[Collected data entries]
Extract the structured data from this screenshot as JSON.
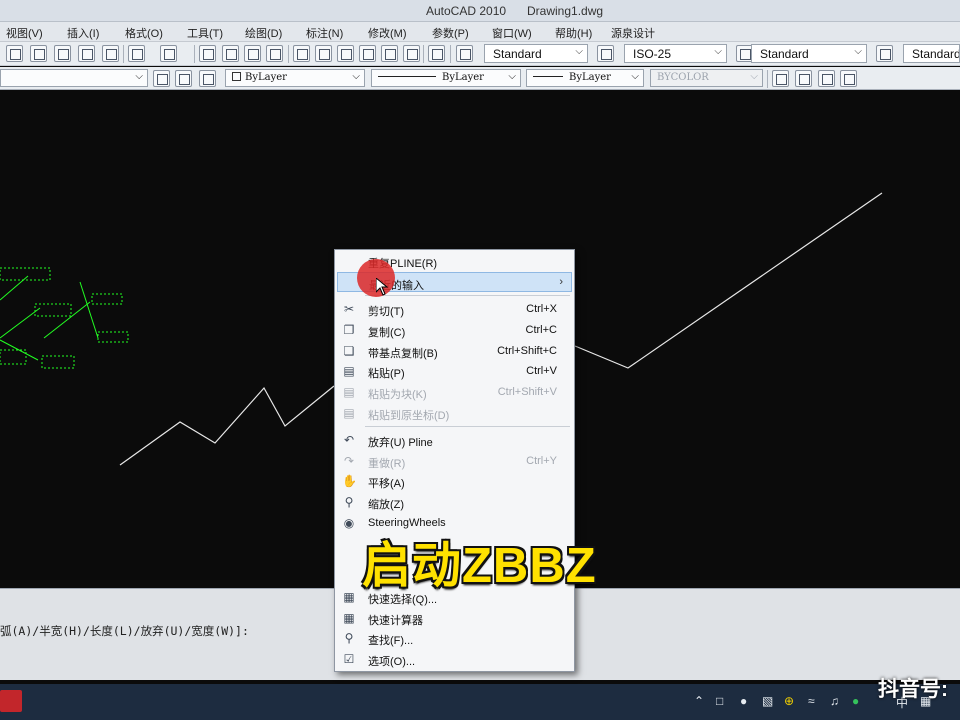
{
  "titlebar": {
    "app": "AutoCAD 2010",
    "file": "Drawing1.dwg"
  },
  "menubar": {
    "items": [
      "视图(V)",
      "插入(I)",
      "格式(O)",
      "工具(T)",
      "绘图(D)",
      "标注(N)",
      "修改(M)",
      "参数(P)",
      "窗口(W)",
      "帮助(H)",
      "源泉设计"
    ]
  },
  "toolbar1": {
    "text_style": "Standard",
    "dim_style": "ISO-25",
    "table_style": "Standard",
    "mleader_style": "Standard"
  },
  "toolbar2": {
    "color": "ByLayer",
    "linetype": "ByLayer",
    "lineweight": "ByLayer",
    "plotstyle": "BYCOLOR"
  },
  "command_line": {
    "prompt": "弧(A)/半宽(H)/长度(L)/放弃(U)/宽度(W)]:"
  },
  "context_menu": {
    "items": [
      {
        "label": "重复PLINE(R)",
        "shortcut": "",
        "icon": "repeat-icon",
        "enabled": true
      },
      {
        "label": "最近的输入",
        "shortcut": "",
        "icon": "",
        "enabled": true,
        "submenu": true,
        "highlighted": true
      },
      {
        "label": "剪切(T)",
        "shortcut": "Ctrl+X",
        "icon": "scissors-icon",
        "enabled": true
      },
      {
        "label": "复制(C)",
        "shortcut": "Ctrl+C",
        "icon": "copy-icon",
        "enabled": true
      },
      {
        "label": "带基点复制(B)",
        "shortcut": "Ctrl+Shift+C",
        "icon": "copy-base-icon",
        "enabled": true
      },
      {
        "label": "粘贴(P)",
        "shortcut": "Ctrl+V",
        "icon": "paste-icon",
        "enabled": true
      },
      {
        "label": "粘贴为块(K)",
        "shortcut": "Ctrl+Shift+V",
        "icon": "paste-block-icon",
        "enabled": false
      },
      {
        "label": "粘贴到原坐标(D)",
        "shortcut": "",
        "icon": "paste-orig-icon",
        "enabled": false
      },
      {
        "label": "放弃(U) Pline",
        "shortcut": "",
        "icon": "undo-icon",
        "enabled": true
      },
      {
        "label": "重做(R)",
        "shortcut": "Ctrl+Y",
        "icon": "redo-icon",
        "enabled": false
      },
      {
        "label": "平移(A)",
        "shortcut": "",
        "icon": "pan-icon",
        "enabled": true
      },
      {
        "label": "缩放(Z)",
        "shortcut": "",
        "icon": "zoom-icon",
        "enabled": true
      },
      {
        "label": "SteeringWheels",
        "shortcut": "",
        "icon": "wheel-icon",
        "enabled": true
      },
      {
        "label": "快速选择(Q)...",
        "shortcut": "",
        "icon": "quick-select-icon",
        "enabled": true
      },
      {
        "label": "快速计算器",
        "shortcut": "",
        "icon": "calculator-icon",
        "enabled": true
      },
      {
        "label": "查找(F)...",
        "shortcut": "",
        "icon": "find-icon",
        "enabled": true
      },
      {
        "label": "选项(O)...",
        "shortcut": "",
        "icon": "options-icon",
        "enabled": true
      }
    ]
  },
  "overlay": {
    "caption": "启动ZBBZ"
  },
  "watermark": {
    "text": "抖音号:"
  },
  "taskbar": {
    "ime": "中"
  },
  "colors": {
    "canvas_bg": "#0b0b0b",
    "polyline": "#e8e8e8",
    "annotation_green": "#22ff22",
    "caption_yellow": "#ffe100",
    "menu_highlight": "#cfe3f7"
  }
}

_Your task_
Print each of the records above exactly as written, leaving no picture in the copy.

_Final answer_
Extract the structured data from this screenshot as JSON.
{
  "titlebar": {
    "app": "AutoCAD 2010",
    "file": "Drawing1.dwg"
  },
  "menubar": {
    "items": [
      "视图(V)",
      "插入(I)",
      "格式(O)",
      "工具(T)",
      "绘图(D)",
      "标注(N)",
      "修改(M)",
      "参数(P)",
      "窗口(W)",
      "帮助(H)",
      "源泉设计"
    ]
  },
  "toolbar1": {
    "text_style": "Standard",
    "dim_style": "ISO-25",
    "table_style": "Standard",
    "mleader_style": "Standard"
  },
  "toolbar2": {
    "color": "ByLayer",
    "linetype": "ByLayer",
    "lineweight": "ByLayer",
    "plotstyle": "BYCOLOR"
  },
  "command_line": {
    "prompt": "弧(A)/半宽(H)/长度(L)/放弃(U)/宽度(W)]:"
  },
  "context_menu": {
    "items": [
      {
        "label": "重复PLINE(R)",
        "shortcut": "",
        "icon": "repeat-icon",
        "enabled": true
      },
      {
        "label": "最近的输入",
        "shortcut": "",
        "icon": "",
        "enabled": true,
        "submenu": true,
        "highlighted": true
      },
      {
        "label": "剪切(T)",
        "shortcut": "Ctrl+X",
        "icon": "scissors-icon",
        "enabled": true
      },
      {
        "label": "复制(C)",
        "shortcut": "Ctrl+C",
        "icon": "copy-icon",
        "enabled": true
      },
      {
        "label": "带基点复制(B)",
        "shortcut": "Ctrl+Shift+C",
        "icon": "copy-base-icon",
        "enabled": true
      },
      {
        "label": "粘贴(P)",
        "shortcut": "Ctrl+V",
        "icon": "paste-icon",
        "enabled": true
      },
      {
        "label": "粘贴为块(K)",
        "shortcut": "Ctrl+Shift+V",
        "icon": "paste-block-icon",
        "enabled": false
      },
      {
        "label": "粘贴到原坐标(D)",
        "shortcut": "",
        "icon": "paste-orig-icon",
        "enabled": false
      },
      {
        "label": "放弃(U) Pline",
        "shortcut": "",
        "icon": "undo-icon",
        "enabled": true
      },
      {
        "label": "重做(R)",
        "shortcut": "Ctrl+Y",
        "icon": "redo-icon",
        "enabled": false
      },
      {
        "label": "平移(A)",
        "shortcut": "",
        "icon": "pan-icon",
        "enabled": true
      },
      {
        "label": "缩放(Z)",
        "shortcut": "",
        "icon": "zoom-icon",
        "enabled": true
      },
      {
        "label": "SteeringWheels",
        "shortcut": "",
        "icon": "wheel-icon",
        "enabled": true
      },
      {
        "label": "快速选择(Q)...",
        "shortcut": "",
        "icon": "quick-select-icon",
        "enabled": true
      },
      {
        "label": "快速计算器",
        "shortcut": "",
        "icon": "calculator-icon",
        "enabled": true
      },
      {
        "label": "查找(F)...",
        "shortcut": "",
        "icon": "find-icon",
        "enabled": true
      },
      {
        "label": "选项(O)...",
        "shortcut": "",
        "icon": "options-icon",
        "enabled": true
      }
    ]
  },
  "overlay": {
    "caption": "启动ZBBZ"
  },
  "watermark": {
    "text": "抖音号:"
  },
  "taskbar": {
    "ime": "中"
  },
  "colors": {
    "canvas_bg": "#0b0b0b",
    "polyline": "#e8e8e8",
    "annotation_green": "#22ff22",
    "caption_yellow": "#ffe100",
    "menu_highlight": "#cfe3f7"
  }
}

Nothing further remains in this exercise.